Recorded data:
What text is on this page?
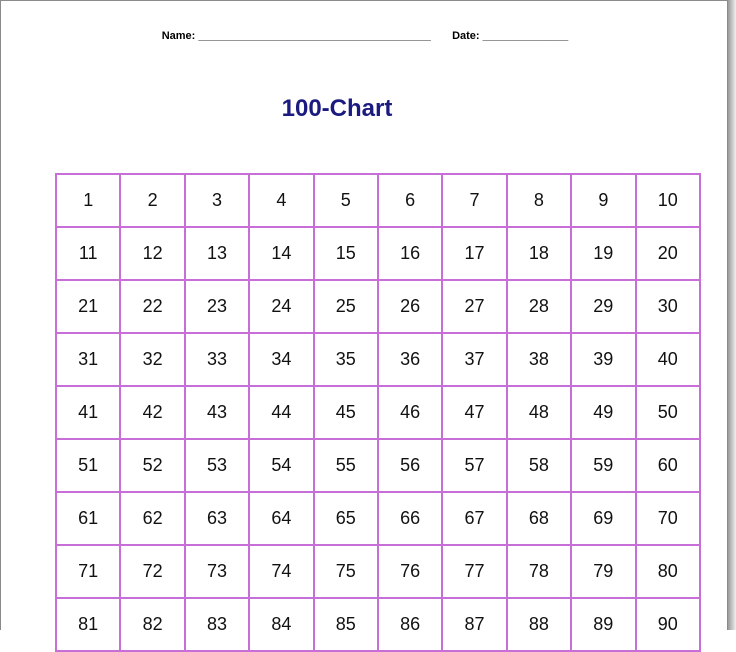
Name: ______________________________________ Date: ______________
100-Chart
1	2	3	4	5	6	7	8	9	10
11	12	13	14	15	16	17	18	19	20
21	22	23	24	25	26	27	28	29	30
31	32	33	34	35	36	37	38	39	40
41	42	43	44	45	46	47	48	49	50
51	52	53	54	55	56	57	58	59	60
61	62	63	64	65	66	67	68	69	70
71	72	73	74	75	76	77	78	79	80
81	82	83	84	85	86	87	88	89	90
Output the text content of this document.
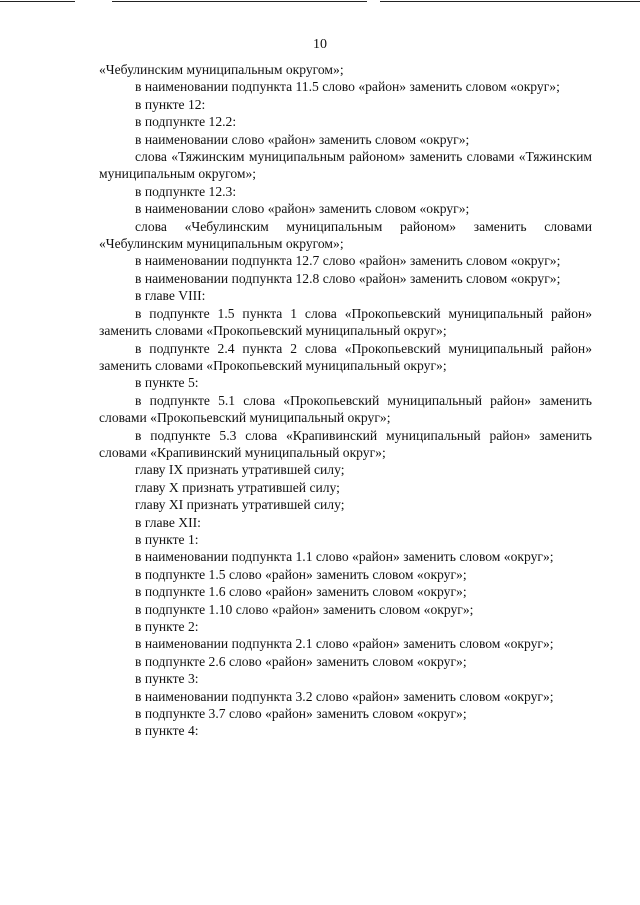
10

«Чебулинским муниципальным округом»;

в наименовании подпункта 11.5 слово «район» заменить словом «округ»;

в пункте 12:

в подпункте 12.2:

в наименовании слово «район» заменить словом «округ»;

слова «Тяжинским муниципальным районом» заменить словами «Тяжинским муниципальным округом»;

в подпункте 12.3:

в наименовании слово «район» заменить словом «округ»;

слова «Чебулинским муниципальным районом» заменить словами «Чебулинским муниципальным округом»;

в наименовании подпункта 12.7 слово «район» заменить словом «округ»;

в наименовании подпункта 12.8 слово «район» заменить словом «округ»;

в главе VIII:

в подпункте 1.5 пункта 1 слова «Прокопьевский муниципальный район» заменить словами «Прокопьевский муниципальный округ»;

в подпункте 2.4 пункта 2 слова «Прокопьевский муниципальный район» заменить словами «Прокопьевский муниципальный округ»;

в пункте 5:

в подпункте 5.1 слова «Прокопьевский муниципальный район» заменить словами «Прокопьевский муниципальный округ»;

в подпункте 5.3 слова «Крапивинский муниципальный район» заменить словами «Крапивинский муниципальный округ»;

главу IX признать утратившей силу;

главу X признать утратившей силу;

главу XI признать утратившей силу;

в главе XII:

в пункте 1:

в наименовании подпункта 1.1 слово «район» заменить словом «округ»;

в подпункте 1.5 слово «район» заменить словом «округ»;

в подпункте 1.6 слово «район» заменить словом «округ»;

в подпункте 1.10 слово «район» заменить словом «округ»;

в пункте 2:

в наименовании подпункта 2.1 слово «район» заменить словом «округ»;

в подпункте 2.6 слово «район» заменить словом «округ»;

в пункте 3:

в наименовании подпункта 3.2 слово «район» заменить словом «округ»;

в подпункте 3.7 слово «район» заменить словом «округ»;

в пункте 4:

▶ _TASK OBJECTIVE_:
Copy the records word for word, leaving no picture in the copy.

▶ _ANSWER TO THE PROBLEM_:
What text is on this page?
Name: ______________________________________ Date: ______________
100-Chart
1	2	3	4	5	6	7	8	9	10
11	12	13	14	15	16	17	18	19	20
21	22	23	24	25	26	27	28	29	30
31	32	33	34	35	36	37	38	39	40
41	42	43	44	45	46	47	48	49	50
51	52	53	54	55	56	57	58	59	60
61	62	63	64	65	66	67	68	69	70
71	72	73	74	75	76	77	78	79	80
81	82	83	84	85	86	87	88	89	90
Output the text content of this document.
10

«Чебулинским муниципальным округом»;

в наименовании подпункта 11.5 слово «район» заменить словом «округ»;

в пункте 12:

в подпункте 12.2:

в наименовании слово «район» заменить словом «округ»;

слова «Тяжинским муниципальным районом» заменить словами «Тяжинским муниципальным округом»;

в подпункте 12.3:

в наименовании слово «район» заменить словом «округ»;

слова «Чебулинским муниципальным районом» заменить словами «Чебулинским муниципальным округом»;

в наименовании подпункта 12.7 слово «район» заменить словом «округ»;

в наименовании подпункта 12.8 слово «район» заменить словом «округ»;

в главе VIII:

в подпункте 1.5 пункта 1 слова «Прокопьевский муниципальный район» заменить словами «Прокопьевский муниципальный округ»;

в подпункте 2.4 пункта 2 слова «Прокопьевский муниципальный район» заменить словами «Прокопьевский муниципальный округ»;

в пункте 5:

в подпункте 5.1 слова «Прокопьевский муниципальный район» заменить словами «Прокопьевский муниципальный округ»;

в подпункте 5.3 слова «Крапивинский муниципальный район» заменить словами «Крапивинский муниципальный округ»;

главу IX признать утратившей силу;

главу X признать утратившей силу;

главу XI признать утратившей силу;

в главе XII:

в пункте 1:

в наименовании подпункта 1.1 слово «район» заменить словом «округ»;

в подпункте 1.5 слово «район» заменить словом «округ»;

в подпункте 1.6 слово «район» заменить словом «округ»;

в подпункте 1.10 слово «район» заменить словом «округ»;

в пункте 2:

в наименовании подпункта 2.1 слово «район» заменить словом «округ»;

в подпункте 2.6 слово «район» заменить словом «округ»;

в пункте 3:

в наименовании подпункта 3.2 слово «район» заменить словом «округ»;

в подпункте 3.7 слово «район» заменить словом «округ»;

в пункте 4:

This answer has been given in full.